• _GIVEN INSTRUCTION_
Reproduce every one of the rows below word for word, with no changes.

• _ENTRIES_
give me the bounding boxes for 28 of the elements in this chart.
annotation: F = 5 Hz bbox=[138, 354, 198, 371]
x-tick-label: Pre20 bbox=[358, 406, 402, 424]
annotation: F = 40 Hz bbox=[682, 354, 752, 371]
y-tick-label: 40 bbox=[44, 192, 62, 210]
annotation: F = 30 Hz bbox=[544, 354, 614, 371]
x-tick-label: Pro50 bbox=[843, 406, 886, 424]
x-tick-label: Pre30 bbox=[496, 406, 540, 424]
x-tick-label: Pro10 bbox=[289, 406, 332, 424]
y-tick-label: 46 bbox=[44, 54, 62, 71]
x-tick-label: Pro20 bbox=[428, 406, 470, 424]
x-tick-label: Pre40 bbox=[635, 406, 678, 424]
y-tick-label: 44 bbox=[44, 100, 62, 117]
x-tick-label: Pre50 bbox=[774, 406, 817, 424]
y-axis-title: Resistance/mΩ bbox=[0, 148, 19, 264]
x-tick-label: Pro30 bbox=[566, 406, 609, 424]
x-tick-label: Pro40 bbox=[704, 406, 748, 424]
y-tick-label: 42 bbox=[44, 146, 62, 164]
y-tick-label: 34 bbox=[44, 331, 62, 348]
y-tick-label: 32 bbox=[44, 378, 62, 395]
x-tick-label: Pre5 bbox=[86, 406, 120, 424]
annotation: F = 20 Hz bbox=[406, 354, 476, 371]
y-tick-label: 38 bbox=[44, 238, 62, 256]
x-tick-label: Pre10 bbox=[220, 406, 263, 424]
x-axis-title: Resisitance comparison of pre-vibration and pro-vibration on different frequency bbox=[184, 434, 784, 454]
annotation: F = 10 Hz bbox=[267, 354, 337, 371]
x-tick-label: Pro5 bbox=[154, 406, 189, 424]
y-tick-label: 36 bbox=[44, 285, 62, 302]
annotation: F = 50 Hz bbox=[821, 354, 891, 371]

• _THE RESULT_
give me the bounding boxes for 28 of the elements in this chart.
annotation: F = 5 Hz bbox=[138, 354, 198, 371]
x-tick-label: Pre20 bbox=[358, 406, 402, 424]
annotation: F = 40 Hz bbox=[682, 354, 752, 371]
y-tick-label: 40 bbox=[44, 192, 62, 210]
annotation: F = 30 Hz bbox=[544, 354, 614, 371]
x-tick-label: Pro50 bbox=[843, 406, 886, 424]
x-tick-label: Pre30 bbox=[496, 406, 540, 424]
x-tick-label: Pro10 bbox=[289, 406, 332, 424]
y-tick-label: 46 bbox=[44, 54, 62, 71]
x-tick-label: Pro20 bbox=[428, 406, 470, 424]
x-tick-label: Pre40 bbox=[635, 406, 678, 424]
y-tick-label: 44 bbox=[44, 100, 62, 117]
x-tick-label: Pre50 bbox=[774, 406, 817, 424]
y-axis-title: Resistance/mΩ bbox=[0, 148, 19, 264]
x-tick-label: Pro30 bbox=[566, 406, 609, 424]
x-tick-label: Pro40 bbox=[704, 406, 748, 424]
y-tick-label: 42 bbox=[44, 146, 62, 164]
y-tick-label: 34 bbox=[44, 331, 62, 348]
y-tick-label: 32 bbox=[44, 378, 62, 395]
x-tick-label: Pre5 bbox=[86, 406, 120, 424]
annotation: F = 20 Hz bbox=[406, 354, 476, 371]
y-tick-label: 38 bbox=[44, 238, 62, 256]
x-tick-label: Pre10 bbox=[220, 406, 263, 424]
x-axis-title: Resisitance comparison of pre-vibration and pro-vibration on different frequency bbox=[184, 434, 784, 454]
annotation: F = 10 Hz bbox=[267, 354, 337, 371]
x-tick-label: Pro5 bbox=[154, 406, 189, 424]
y-tick-label: 36 bbox=[44, 285, 62, 302]
annotation: F = 50 Hz bbox=[821, 354, 891, 371]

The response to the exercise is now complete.